What needs to be done: Below are records. Copy every line with "South" in it.

Material provided:
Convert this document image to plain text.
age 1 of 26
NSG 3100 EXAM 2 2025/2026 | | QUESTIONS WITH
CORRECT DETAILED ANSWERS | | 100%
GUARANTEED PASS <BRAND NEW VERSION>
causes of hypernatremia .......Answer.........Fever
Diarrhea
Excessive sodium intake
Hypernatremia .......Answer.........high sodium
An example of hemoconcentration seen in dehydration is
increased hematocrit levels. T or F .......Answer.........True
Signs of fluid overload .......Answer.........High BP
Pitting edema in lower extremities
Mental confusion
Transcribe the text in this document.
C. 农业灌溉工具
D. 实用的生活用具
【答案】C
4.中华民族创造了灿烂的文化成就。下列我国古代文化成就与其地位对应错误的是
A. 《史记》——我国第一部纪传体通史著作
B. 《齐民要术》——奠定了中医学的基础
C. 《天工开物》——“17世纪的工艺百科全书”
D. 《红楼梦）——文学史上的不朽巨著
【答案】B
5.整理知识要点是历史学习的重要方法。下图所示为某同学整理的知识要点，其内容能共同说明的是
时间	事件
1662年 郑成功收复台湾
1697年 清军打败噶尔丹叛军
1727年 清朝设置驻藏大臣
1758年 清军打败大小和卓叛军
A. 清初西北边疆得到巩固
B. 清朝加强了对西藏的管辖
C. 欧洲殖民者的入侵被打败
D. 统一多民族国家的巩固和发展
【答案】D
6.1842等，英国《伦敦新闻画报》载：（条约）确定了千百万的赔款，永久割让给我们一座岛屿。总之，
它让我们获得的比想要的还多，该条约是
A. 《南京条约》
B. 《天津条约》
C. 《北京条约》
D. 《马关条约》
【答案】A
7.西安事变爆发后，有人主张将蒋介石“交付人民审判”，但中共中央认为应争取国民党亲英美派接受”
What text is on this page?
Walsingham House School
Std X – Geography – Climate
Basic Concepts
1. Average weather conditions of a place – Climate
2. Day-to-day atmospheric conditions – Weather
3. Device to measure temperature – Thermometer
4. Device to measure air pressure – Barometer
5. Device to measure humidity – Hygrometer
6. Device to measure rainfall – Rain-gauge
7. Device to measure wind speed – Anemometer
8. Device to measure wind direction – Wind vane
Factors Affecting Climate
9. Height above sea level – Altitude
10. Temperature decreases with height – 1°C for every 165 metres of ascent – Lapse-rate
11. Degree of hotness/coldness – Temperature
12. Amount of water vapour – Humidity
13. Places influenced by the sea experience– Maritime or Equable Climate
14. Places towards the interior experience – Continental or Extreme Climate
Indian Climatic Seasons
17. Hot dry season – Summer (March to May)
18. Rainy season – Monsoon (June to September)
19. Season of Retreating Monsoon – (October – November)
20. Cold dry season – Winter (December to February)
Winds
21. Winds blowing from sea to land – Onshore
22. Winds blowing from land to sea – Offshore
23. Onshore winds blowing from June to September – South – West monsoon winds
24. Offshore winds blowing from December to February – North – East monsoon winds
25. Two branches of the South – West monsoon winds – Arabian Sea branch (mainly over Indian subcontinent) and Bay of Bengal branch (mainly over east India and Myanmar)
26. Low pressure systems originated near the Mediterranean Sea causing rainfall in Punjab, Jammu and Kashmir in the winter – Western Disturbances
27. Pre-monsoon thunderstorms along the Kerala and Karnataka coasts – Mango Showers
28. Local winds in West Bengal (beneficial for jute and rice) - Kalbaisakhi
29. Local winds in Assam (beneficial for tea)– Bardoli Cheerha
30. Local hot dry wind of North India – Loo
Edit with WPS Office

Finished exercise:
23. Onshore winds blowing from June to September – South – West monsoon winds
25. Two branches of the South – West monsoon winds – Arabian Sea branch (mainly over Indian subcontinent) and Bay of Bengal branch (mainly over east India and Myanmar)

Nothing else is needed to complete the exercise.